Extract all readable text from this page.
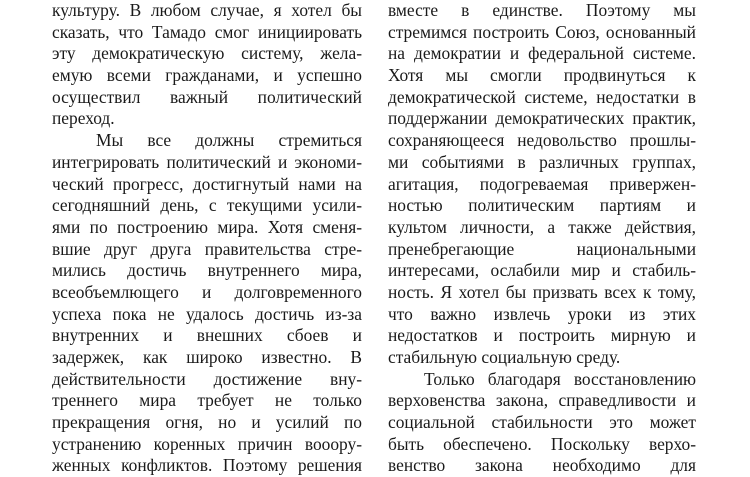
культуру. В любом случае, я хотел бы
сказать, что Тамадо смог инициировать
эту демократическую систему, жела-
емую всеми гражданами, и успешно
осуществил важный политический
переход.
Мы все должны стремиться
интегрировать политический и экономи-
ческий прогресс, достигнутый нами на
сегодняшний день, с текущими усили-
ями по построению мира. Хотя сменя-
вшие друг друга правительства стре-
мились достичь внутреннего мира,
всеобъемлющего и долговременного
успеха пока не удалось достичь из-за
внутренних и внешних сбоев и
задержек, как широко известно. В
действительности достижение вну-
треннего мира требует не только
прекращения огня, но и усилий по
устранению коренных причин вооору-
женных конфликтов. Поэтому решения
вместе в единстве. Поэтому мы
стремимся построить Союз, основанный
на демократии и федеральной системе.
Хотя мы смогли продвинуться к
демократической системе, недостатки в
поддержании демократических практик,
сохраняющееся недовольство прошлы-
ми событиями в различных группах,
агитация, подогреваемая привержен-
ностью политическим партиям и
культом личности, а также действия,
пренебрегающие национальными
интересами, ослабили мир и стабиль-
ность. Я хотел бы призвать всех к тому,
что важно извлечь уроки из этих
недостатков и построить мирную и
стабильную социальную среду.
Только благодаря восстановлению
верховенства закона, справедливости и
социальной стабильности это может
быть обеспечено. Поскольку верхо-
венство закона необходимо для
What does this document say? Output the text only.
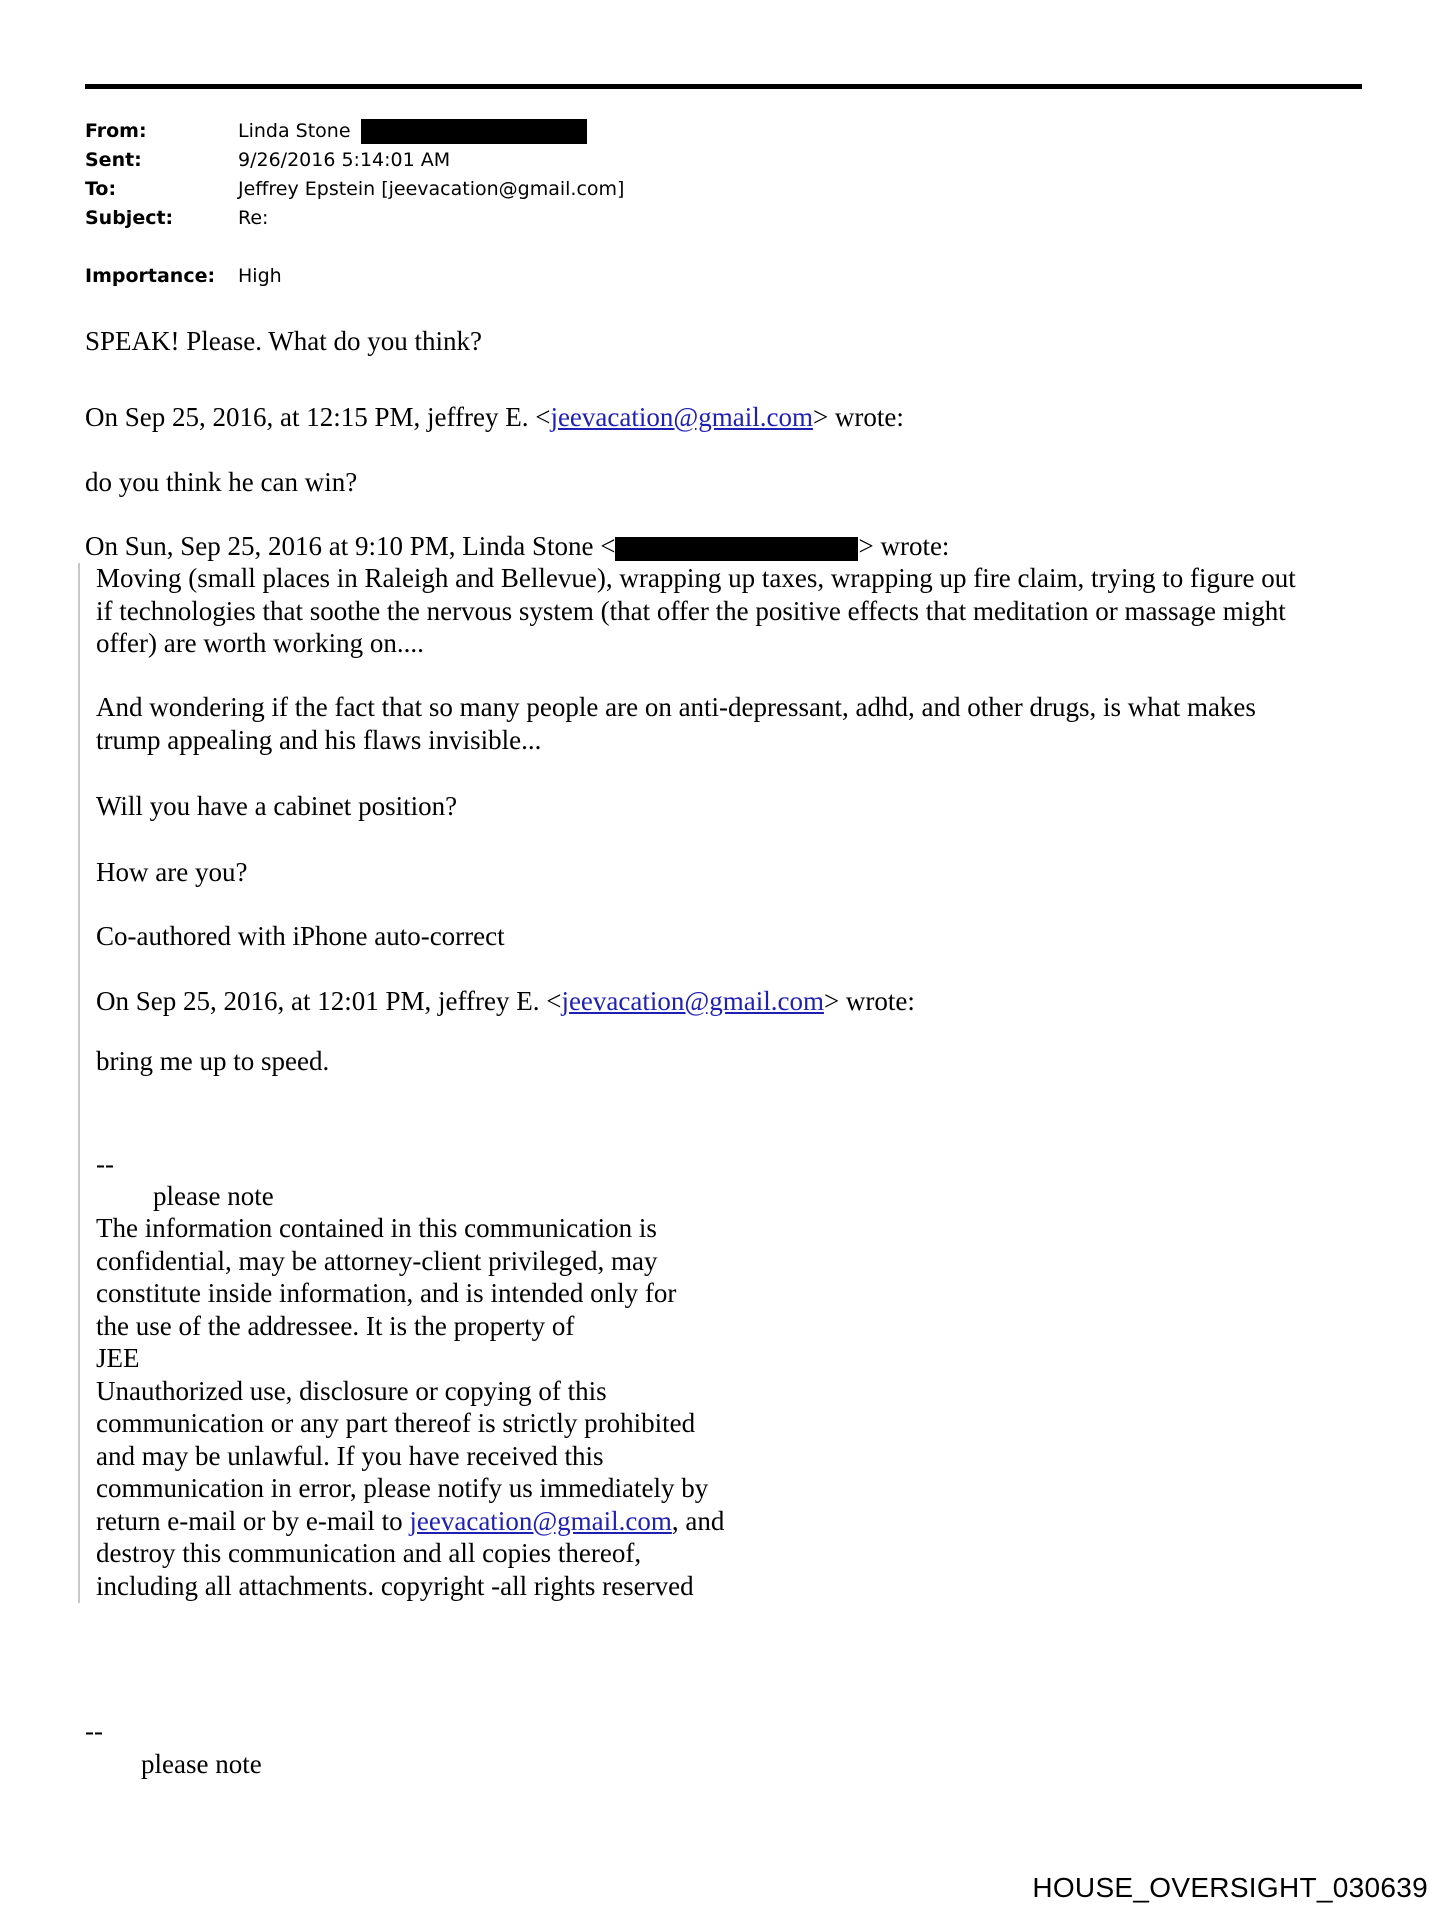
From:	Linda Stone
Sent:	9/26/2016 5:14:01 AM
To:	Jeffrey Epstein [jeevacation@gmail.com]
Subject:	Re:
Importance: High
SPEAK! Please. What do you think?
On Sep 25, 2016, at 12:15 PM, jeffrey E. <jeevacation@gmail.com> wrote:
do you think he can win?
On Sun, Sep 25, 2016 at 9:10 PM, Linda Stone <	> wrote:
Moving (small places in Raleigh and Bellevue), wrapping up taxes, wrapping up fire claim, trying to figure out
if technologies that soothe the nervous system (that offer the positive effects that meditation or massage might
offer) are worth working on....
And wondering if the fact that so many people are on anti-depressant, adhd, and other drugs, is what makes
trump appealing and his flaws invisible...
Will you have a cabinet position?
How are you?
Co-authored with iPhone auto-correct
On Sep 25, 2016, at 12:01 PM, jeffrey E. <jeevacation@gmail.com> wrote:
bring me up to speed.
--
please note
The information contained in this communication is
confidential, may be attorney-client privileged, may
constitute inside information, and is intended only for
the use of the addressee. It is the property of
JEE
Unauthorized use, disclosure or copying of this
communication or any part thereof is strictly prohibited
and may be unlawful. If you have received this
communication in error, please notify us immediately by
return e-mail or by e-mail to jeevacation@gmail.com, and
destroy this communication and all copies thereof,
including all attachments. copyright -all rights reserved
--
please note
HOUSE_OVERSIGHT_030639
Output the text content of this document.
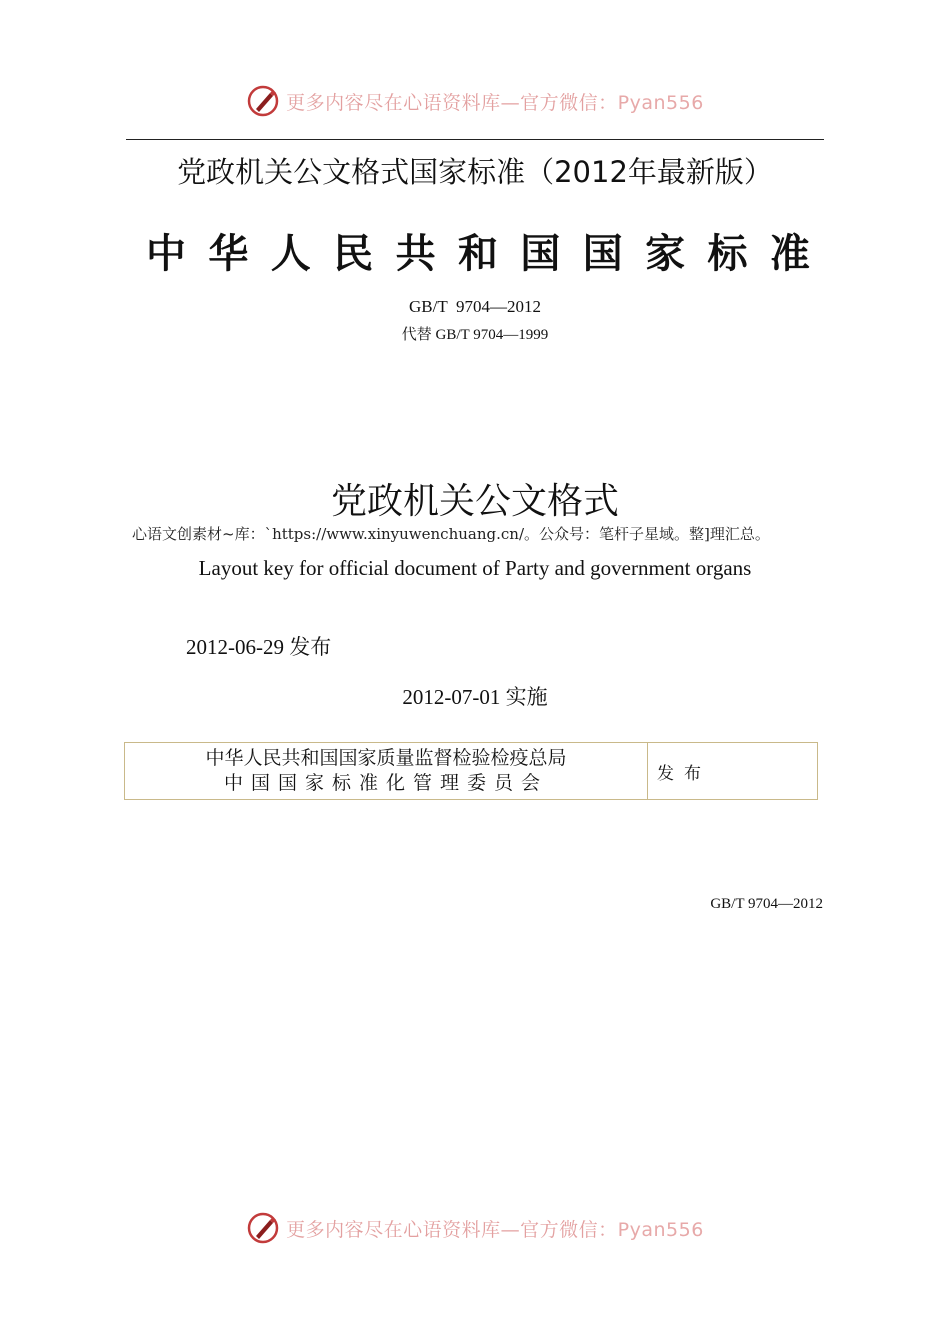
更多内容尽在心语资料库—官方微信：Pyan556
党政机关公文格式国家标准（2012年最新版）
中 华 人 民 共 和 国 国 家 标 准
GB/T  9704—2012
代替 GB/T 9704—1999
党政机关公文格式
心语文创素材~库：`https://www.xinyuwenchuang.cn/。公众号：笔杆子星域。整]理汇总。
Layout key for official document of Party and government organs
2012-06-29 发布
2012-07-01 实施
中华人民共和国国家质量监督检验检疫总局
中国国家标准化管理委员会	发布
GB/T 9704—2012
更多内容尽在心语资料库—官方微信：Pyan556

TASK: Write out, please, the lines of the listing above from the one with "Output the text content of this document." through the very last, exactly as given and with no pictures.

THE COMPLETED TASK:
Output the text content of this document.
更多内容尽在心语资料库—官方微信：Pyan556
党政机关公文格式国家标准（2012年最新版）
中 华 人 民 共 和 国 国 家 标 准
GB/T  9704—2012
代替 GB/T 9704—1999
党政机关公文格式
心语文创素材~库：`https://www.xinyuwenchuang.cn/。公众号：笔杆子星域。整]理汇总。
Layout key for official document of Party and government organs
2012-06-29 发布
2012-07-01 实施
中华人民共和国国家质量监督检验检疫总局
中国国家标准化管理委员会	发布
GB/T 9704—2012
更多内容尽在心语资料库—官方微信：Pyan556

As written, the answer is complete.